(Dataset rows)
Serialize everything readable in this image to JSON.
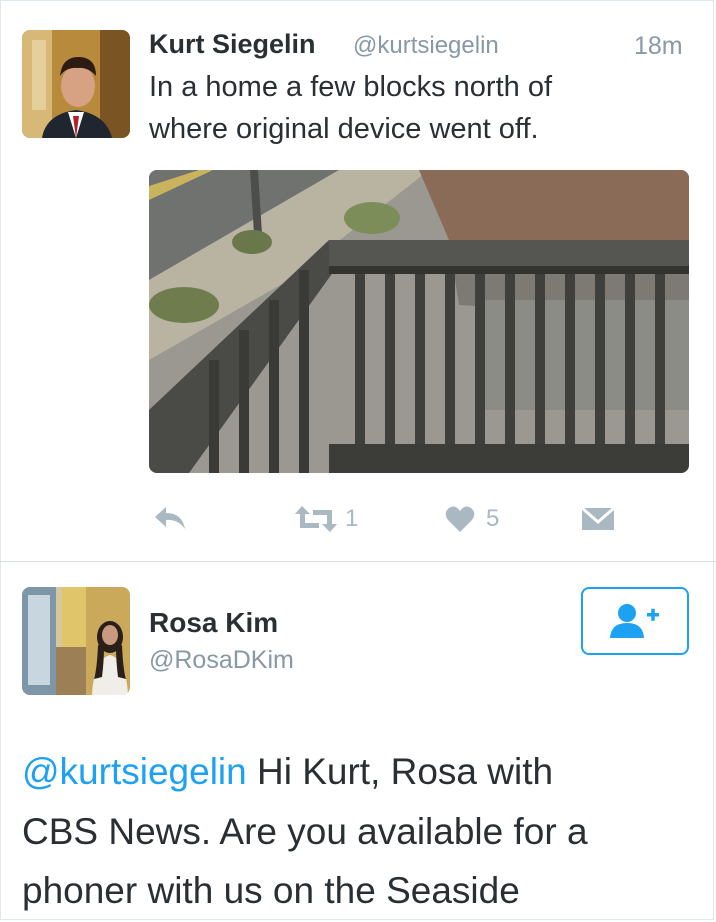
{
  "tweet": {
    "author_name": "Kurt Siegelin",
    "author_handle": "@kurtsiegelin",
    "timestamp": "18m",
    "text_line1": "In a home a few blocks north of",
    "text_line2": "where original device went off.",
    "actions": {
      "reply_icon": "reply-icon",
      "retweet_icon": "retweet-icon",
      "retweet_count": "1",
      "like_icon": "heart-icon",
      "like_count": "5",
      "dm_icon": "envelope-icon"
    }
  },
  "reply": {
    "author_name": "Rosa Kim",
    "author_handle": "@RosaDKim",
    "follow_icon": "add-user-icon",
    "mention": "@kurtsiegelin",
    "text_line1_rest": " Hi Kurt, Rosa with",
    "text_line2": "CBS News. Are you available for a",
    "text_line3": "phoner with us on the Seaside"
  },
  "colors": {
    "accent": "#1da1f2",
    "muted": "#8899a6",
    "icon": "#aab8c2",
    "text": "#292f33"
  }
}
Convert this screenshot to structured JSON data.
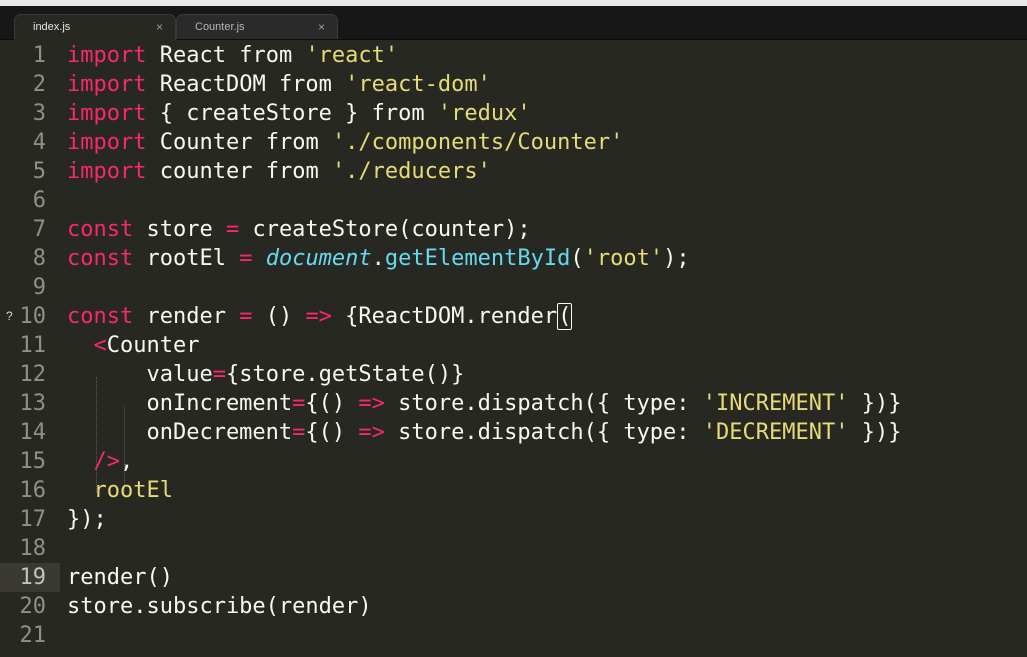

# Stated task:
Without including any picture, retype the entries exactly.

# Reply to the exercise:
Serialize everything readable in this image to JSON.
{
  "tweet": {
    "author_name": "Kurt Siegelin",
    "author_handle": "@kurtsiegelin",
    "timestamp": "18m",
    "text_line1": "In a home a few blocks north of",
    "text_line2": "where original device went off.",
    "actions": {
      "reply_icon": "reply-icon",
      "retweet_icon": "retweet-icon",
      "retweet_count": "1",
      "like_icon": "heart-icon",
      "like_count": "5",
      "dm_icon": "envelope-icon"
    }
  },
  "reply": {
    "author_name": "Rosa Kim",
    "author_handle": "@RosaDKim",
    "follow_icon": "add-user-icon",
    "mention": "@kurtsiegelin",
    "text_line1_rest": " Hi Kurt, Rosa with",
    "text_line2": "CBS News. Are you available for a",
    "text_line3": "phoner with us on the Seaside"
  },
  "colors": {
    "accent": "#1da1f2",
    "muted": "#8899a6",
    "icon": "#aab8c2",
    "text": "#292f33"
  }
}
Convert this screenshot to structured JSON data.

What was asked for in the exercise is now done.